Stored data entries
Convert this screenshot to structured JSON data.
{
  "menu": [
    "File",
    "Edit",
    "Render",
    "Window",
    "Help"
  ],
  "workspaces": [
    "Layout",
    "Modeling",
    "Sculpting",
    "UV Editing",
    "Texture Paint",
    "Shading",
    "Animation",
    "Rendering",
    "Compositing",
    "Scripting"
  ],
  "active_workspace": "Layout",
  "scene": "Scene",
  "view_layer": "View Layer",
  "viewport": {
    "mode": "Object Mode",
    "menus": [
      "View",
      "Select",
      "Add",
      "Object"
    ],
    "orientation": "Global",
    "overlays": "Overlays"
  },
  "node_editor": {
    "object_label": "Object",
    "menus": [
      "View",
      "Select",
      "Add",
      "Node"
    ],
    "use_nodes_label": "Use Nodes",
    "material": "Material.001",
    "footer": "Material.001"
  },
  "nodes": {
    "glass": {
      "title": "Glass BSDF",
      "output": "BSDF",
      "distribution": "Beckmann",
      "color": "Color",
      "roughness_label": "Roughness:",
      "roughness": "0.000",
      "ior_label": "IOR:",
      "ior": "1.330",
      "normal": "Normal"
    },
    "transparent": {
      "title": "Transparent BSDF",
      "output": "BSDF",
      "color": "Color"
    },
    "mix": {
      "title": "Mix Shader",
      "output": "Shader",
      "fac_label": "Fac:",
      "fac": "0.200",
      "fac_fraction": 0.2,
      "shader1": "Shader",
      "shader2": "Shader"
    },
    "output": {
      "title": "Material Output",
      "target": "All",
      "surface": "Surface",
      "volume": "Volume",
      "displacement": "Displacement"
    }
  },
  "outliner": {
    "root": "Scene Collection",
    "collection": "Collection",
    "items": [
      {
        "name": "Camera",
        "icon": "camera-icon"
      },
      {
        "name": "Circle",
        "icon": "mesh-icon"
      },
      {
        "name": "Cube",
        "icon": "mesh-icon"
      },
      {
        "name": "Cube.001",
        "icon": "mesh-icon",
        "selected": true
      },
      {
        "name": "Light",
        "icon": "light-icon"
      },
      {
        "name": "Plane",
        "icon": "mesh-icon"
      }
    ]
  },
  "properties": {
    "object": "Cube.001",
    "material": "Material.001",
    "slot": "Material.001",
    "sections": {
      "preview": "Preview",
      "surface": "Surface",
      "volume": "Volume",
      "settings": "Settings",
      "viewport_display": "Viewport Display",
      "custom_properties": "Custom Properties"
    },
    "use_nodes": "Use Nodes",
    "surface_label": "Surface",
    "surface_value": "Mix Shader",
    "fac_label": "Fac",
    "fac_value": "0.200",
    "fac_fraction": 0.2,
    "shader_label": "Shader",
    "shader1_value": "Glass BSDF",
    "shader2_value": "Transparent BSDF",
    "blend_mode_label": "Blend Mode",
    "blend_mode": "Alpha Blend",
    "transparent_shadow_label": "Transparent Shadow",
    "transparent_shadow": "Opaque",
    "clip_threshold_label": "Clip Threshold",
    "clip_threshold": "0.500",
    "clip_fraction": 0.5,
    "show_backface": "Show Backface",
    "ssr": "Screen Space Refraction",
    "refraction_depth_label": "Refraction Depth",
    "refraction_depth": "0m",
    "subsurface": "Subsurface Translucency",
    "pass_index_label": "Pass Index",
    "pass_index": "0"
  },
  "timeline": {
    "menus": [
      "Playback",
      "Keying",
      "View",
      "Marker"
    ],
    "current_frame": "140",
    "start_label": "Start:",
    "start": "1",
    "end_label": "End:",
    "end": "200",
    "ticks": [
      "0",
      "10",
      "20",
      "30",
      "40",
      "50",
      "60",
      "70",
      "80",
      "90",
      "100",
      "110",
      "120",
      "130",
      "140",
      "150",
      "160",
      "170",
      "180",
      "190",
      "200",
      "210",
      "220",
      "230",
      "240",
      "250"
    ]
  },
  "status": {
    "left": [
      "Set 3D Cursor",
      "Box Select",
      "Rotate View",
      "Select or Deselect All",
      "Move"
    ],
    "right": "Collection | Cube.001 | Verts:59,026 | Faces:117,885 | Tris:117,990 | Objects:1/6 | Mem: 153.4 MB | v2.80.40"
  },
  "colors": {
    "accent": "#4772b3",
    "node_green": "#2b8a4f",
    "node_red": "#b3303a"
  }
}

* [EXERCISE REQUIREMENTS]: From the first line to the last, retype the data exactly.

* [ANSWER FOR THE TASK]:
Convert this screenshot to structured JSON data.
{
  "menu": [
    "File",
    "Edit",
    "Render",
    "Window",
    "Help"
  ],
  "workspaces": [
    "Layout",
    "Modeling",
    "Sculpting",
    "UV Editing",
    "Texture Paint",
    "Shading",
    "Animation",
    "Rendering",
    "Compositing",
    "Scripting"
  ],
  "active_workspace": "Layout",
  "scene": "Scene",
  "view_layer": "View Layer",
  "viewport": {
    "mode": "Object Mode",
    "menus": [
      "View",
      "Select",
      "Add",
      "Object"
    ],
    "orientation": "Global",
    "overlays": "Overlays"
  },
  "node_editor": {
    "object_label": "Object",
    "menus": [
      "View",
      "Select",
      "Add",
      "Node"
    ],
    "use_nodes_label": "Use Nodes",
    "material": "Material.001",
    "footer": "Material.001"
  },
  "nodes": {
    "glass": {
      "title": "Glass BSDF",
      "output": "BSDF",
      "distribution": "Beckmann",
      "color": "Color",
      "roughness_label": "Roughness:",
      "roughness": "0.000",
      "ior_label": "IOR:",
      "ior": "1.330",
      "normal": "Normal"
    },
    "transparent": {
      "title": "Transparent BSDF",
      "output": "BSDF",
      "color": "Color"
    },
    "mix": {
      "title": "Mix Shader",
      "output": "Shader",
      "fac_label": "Fac:",
      "fac": "0.200",
      "fac_fraction": 0.2,
      "shader1": "Shader",
      "shader2": "Shader"
    },
    "output": {
      "title": "Material Output",
      "target": "All",
      "surface": "Surface",
      "volume": "Volume",
      "displacement": "Displacement"
    }
  },
  "outliner": {
    "root": "Scene Collection",
    "collection": "Collection",
    "items": [
      {
        "name": "Camera",
        "icon": "camera-icon"
      },
      {
        "name": "Circle",
        "icon": "mesh-icon"
      },
      {
        "name": "Cube",
        "icon": "mesh-icon"
      },
      {
        "name": "Cube.001",
        "icon": "mesh-icon",
        "selected": true
      },
      {
        "name": "Light",
        "icon": "light-icon"
      },
      {
        "name": "Plane",
        "icon": "mesh-icon"
      }
    ]
  },
  "properties": {
    "object": "Cube.001",
    "material": "Material.001",
    "slot": "Material.001",
    "sections": {
      "preview": "Preview",
      "surface": "Surface",
      "volume": "Volume",
      "settings": "Settings",
      "viewport_display": "Viewport Display",
      "custom_properties": "Custom Properties"
    },
    "use_nodes": "Use Nodes",
    "surface_label": "Surface",
    "surface_value": "Mix Shader",
    "fac_label": "Fac",
    "fac_value": "0.200",
    "fac_fraction": 0.2,
    "shader_label": "Shader",
    "shader1_value": "Glass BSDF",
    "shader2_value": "Transparent BSDF",
    "blend_mode_label": "Blend Mode",
    "blend_mode": "Alpha Blend",
    "transparent_shadow_label": "Transparent Shadow",
    "transparent_shadow": "Opaque",
    "clip_threshold_label": "Clip Threshold",
    "clip_threshold": "0.500",
    "clip_fraction": 0.5,
    "show_backface": "Show Backface",
    "ssr": "Screen Space Refraction",
    "refraction_depth_label": "Refraction Depth",
    "refraction_depth": "0m",
    "subsurface": "Subsurface Translucency",
    "pass_index_label": "Pass Index",
    "pass_index": "0"
  },
  "timeline": {
    "menus": [
      "Playback",
      "Keying",
      "View",
      "Marker"
    ],
    "current_frame": "140",
    "start_label": "Start:",
    "start": "1",
    "end_label": "End:",
    "end": "200",
    "ticks": [
      "0",
      "10",
      "20",
      "30",
      "40",
      "50",
      "60",
      "70",
      "80",
      "90",
      "100",
      "110",
      "120",
      "130",
      "140",
      "150",
      "160",
      "170",
      "180",
      "190",
      "200",
      "210",
      "220",
      "230",
      "240",
      "250"
    ]
  },
  "status": {
    "left": [
      "Set 3D Cursor",
      "Box Select",
      "Rotate View",
      "Select or Deselect All",
      "Move"
    ],
    "right": "Collection | Cube.001 | Verts:59,026 | Faces:117,885 | Tris:117,990 | Objects:1/6 | Mem: 153.4 MB | v2.80.40"
  },
  "colors": {
    "accent": "#4772b3",
    "node_green": "#2b8a4f",
    "node_red": "#b3303a"
  }
}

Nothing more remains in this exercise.